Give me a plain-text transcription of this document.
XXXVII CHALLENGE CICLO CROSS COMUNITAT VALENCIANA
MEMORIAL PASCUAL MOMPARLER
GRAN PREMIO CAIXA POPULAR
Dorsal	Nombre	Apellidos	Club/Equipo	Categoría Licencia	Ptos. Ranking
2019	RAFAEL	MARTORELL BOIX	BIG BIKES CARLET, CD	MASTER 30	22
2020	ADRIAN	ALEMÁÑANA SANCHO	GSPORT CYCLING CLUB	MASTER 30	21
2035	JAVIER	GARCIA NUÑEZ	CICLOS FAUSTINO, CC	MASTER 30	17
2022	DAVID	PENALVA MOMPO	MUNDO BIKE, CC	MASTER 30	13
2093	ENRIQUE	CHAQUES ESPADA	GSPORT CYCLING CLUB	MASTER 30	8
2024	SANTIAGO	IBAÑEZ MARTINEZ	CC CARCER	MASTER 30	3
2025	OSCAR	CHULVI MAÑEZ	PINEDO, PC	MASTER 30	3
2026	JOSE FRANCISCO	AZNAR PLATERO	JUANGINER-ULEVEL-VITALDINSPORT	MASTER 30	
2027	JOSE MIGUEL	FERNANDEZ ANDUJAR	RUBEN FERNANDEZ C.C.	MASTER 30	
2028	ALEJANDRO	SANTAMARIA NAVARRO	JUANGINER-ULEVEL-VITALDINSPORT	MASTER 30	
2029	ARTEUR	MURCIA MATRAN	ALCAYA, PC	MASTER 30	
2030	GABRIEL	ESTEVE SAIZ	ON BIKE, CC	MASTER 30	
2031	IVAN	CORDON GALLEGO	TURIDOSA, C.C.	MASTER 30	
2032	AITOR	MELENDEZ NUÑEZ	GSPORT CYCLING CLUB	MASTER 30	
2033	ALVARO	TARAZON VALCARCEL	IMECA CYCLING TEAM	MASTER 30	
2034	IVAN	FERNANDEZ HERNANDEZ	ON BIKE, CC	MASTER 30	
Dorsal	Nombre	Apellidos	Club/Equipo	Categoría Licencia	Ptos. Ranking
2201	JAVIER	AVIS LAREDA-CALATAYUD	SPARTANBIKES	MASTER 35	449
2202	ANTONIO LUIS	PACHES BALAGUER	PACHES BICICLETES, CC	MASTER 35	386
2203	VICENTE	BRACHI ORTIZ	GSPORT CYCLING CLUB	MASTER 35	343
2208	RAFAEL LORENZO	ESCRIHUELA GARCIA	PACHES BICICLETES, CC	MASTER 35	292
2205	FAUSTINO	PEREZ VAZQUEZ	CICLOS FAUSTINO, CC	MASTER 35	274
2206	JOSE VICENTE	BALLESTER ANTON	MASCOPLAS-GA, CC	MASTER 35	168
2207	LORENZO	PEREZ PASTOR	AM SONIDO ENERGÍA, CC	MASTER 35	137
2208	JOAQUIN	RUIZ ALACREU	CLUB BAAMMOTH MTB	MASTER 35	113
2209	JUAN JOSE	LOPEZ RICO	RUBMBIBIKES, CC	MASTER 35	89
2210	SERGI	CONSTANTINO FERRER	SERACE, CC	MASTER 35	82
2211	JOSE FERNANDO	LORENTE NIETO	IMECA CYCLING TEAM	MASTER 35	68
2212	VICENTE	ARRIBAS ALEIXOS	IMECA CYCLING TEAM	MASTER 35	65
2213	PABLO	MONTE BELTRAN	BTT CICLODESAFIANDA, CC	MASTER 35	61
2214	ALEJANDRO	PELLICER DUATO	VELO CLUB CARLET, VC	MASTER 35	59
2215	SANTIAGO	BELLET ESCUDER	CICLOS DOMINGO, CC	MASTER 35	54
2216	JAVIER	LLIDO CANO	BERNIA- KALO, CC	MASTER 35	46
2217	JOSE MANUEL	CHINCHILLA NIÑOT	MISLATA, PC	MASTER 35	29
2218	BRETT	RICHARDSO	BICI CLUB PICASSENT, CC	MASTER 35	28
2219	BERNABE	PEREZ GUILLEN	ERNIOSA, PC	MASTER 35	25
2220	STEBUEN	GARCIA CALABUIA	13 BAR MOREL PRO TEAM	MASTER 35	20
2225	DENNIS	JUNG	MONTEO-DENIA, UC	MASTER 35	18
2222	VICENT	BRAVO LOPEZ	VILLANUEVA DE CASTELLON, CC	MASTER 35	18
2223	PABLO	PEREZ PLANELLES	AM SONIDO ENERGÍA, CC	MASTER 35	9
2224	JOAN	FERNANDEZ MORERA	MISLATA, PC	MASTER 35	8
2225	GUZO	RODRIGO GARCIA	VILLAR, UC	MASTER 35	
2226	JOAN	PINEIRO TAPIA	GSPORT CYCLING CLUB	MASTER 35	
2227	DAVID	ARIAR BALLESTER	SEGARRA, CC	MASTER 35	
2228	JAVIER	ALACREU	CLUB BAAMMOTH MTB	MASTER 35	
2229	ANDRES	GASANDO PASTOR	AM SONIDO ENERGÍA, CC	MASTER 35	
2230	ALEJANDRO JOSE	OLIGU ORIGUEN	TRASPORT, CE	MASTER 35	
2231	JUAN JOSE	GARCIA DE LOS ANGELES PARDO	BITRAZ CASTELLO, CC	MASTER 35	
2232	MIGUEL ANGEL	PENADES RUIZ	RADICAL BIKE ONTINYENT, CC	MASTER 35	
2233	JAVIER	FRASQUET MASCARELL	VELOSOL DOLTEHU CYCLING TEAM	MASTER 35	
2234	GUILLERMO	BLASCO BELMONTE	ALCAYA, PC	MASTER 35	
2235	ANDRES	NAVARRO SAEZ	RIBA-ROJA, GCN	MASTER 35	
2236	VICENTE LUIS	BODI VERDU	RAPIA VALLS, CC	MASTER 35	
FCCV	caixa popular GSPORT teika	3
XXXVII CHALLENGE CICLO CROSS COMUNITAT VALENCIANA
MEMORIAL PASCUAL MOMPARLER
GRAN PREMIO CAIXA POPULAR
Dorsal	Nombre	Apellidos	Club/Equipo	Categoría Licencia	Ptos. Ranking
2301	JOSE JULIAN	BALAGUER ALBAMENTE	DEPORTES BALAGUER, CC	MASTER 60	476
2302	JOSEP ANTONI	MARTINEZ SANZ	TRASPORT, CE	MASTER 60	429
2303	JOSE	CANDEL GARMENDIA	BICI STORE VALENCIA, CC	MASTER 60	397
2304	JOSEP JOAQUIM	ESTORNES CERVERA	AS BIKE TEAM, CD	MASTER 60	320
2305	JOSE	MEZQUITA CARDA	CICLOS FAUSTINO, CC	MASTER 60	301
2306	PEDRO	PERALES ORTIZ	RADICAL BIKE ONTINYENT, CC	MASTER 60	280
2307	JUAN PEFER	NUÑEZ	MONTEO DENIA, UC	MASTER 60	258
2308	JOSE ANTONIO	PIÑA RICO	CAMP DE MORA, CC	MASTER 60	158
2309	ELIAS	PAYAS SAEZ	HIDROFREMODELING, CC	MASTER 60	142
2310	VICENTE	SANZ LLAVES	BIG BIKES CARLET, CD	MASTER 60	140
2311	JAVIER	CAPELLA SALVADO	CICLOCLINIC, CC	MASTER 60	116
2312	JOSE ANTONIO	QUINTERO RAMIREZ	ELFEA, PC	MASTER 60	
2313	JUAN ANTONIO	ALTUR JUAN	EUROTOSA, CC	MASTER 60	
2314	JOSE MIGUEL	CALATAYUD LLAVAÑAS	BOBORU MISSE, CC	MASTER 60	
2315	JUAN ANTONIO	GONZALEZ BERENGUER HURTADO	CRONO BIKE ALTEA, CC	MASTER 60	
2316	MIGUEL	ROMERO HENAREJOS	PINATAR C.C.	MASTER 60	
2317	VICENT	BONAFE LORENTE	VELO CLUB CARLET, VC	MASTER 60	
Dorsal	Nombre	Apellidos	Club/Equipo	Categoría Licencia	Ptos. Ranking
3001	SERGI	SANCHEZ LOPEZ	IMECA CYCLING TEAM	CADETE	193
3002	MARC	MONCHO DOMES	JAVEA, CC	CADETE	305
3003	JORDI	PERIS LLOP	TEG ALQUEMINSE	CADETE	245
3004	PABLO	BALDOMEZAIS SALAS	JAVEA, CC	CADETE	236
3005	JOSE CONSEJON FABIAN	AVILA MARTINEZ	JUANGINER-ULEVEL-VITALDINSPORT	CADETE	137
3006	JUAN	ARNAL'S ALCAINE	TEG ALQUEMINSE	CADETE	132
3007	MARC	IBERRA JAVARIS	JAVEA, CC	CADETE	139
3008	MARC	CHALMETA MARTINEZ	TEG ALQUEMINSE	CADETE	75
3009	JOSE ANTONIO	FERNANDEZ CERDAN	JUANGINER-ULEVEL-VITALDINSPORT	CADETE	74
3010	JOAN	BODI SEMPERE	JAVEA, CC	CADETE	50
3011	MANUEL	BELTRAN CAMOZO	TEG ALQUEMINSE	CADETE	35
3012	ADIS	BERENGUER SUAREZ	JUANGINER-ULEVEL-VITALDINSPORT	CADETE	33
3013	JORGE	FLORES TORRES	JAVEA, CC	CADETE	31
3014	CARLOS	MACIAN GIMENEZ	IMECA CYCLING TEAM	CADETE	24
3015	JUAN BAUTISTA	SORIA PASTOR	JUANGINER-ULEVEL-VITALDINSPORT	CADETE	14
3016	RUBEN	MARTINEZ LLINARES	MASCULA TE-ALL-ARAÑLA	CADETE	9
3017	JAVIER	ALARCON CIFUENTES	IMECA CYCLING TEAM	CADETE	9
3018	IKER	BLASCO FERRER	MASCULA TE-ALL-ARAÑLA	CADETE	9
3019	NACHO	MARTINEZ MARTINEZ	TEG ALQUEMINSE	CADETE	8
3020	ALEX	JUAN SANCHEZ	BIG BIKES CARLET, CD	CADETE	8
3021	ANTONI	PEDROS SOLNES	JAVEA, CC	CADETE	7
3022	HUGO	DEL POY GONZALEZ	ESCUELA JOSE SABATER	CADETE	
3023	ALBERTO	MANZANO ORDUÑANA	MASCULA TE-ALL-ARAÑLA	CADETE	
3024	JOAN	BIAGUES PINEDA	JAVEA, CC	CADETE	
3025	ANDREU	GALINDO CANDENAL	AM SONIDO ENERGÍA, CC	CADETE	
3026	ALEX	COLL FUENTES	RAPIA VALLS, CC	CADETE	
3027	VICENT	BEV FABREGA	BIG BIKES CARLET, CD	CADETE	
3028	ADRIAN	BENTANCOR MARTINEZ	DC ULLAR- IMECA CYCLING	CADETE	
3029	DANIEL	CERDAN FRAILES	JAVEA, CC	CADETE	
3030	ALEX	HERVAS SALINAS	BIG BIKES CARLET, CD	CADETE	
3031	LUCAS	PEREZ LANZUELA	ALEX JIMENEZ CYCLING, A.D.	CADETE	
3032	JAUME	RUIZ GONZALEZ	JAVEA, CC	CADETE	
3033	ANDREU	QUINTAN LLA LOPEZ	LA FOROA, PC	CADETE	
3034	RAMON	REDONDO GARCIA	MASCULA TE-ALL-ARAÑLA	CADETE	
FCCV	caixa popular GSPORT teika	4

****************************************

EXERCISE :: Work out how many lines in the records above contain the word "PABLO", and give only that number.

THE OUTPUT :: 3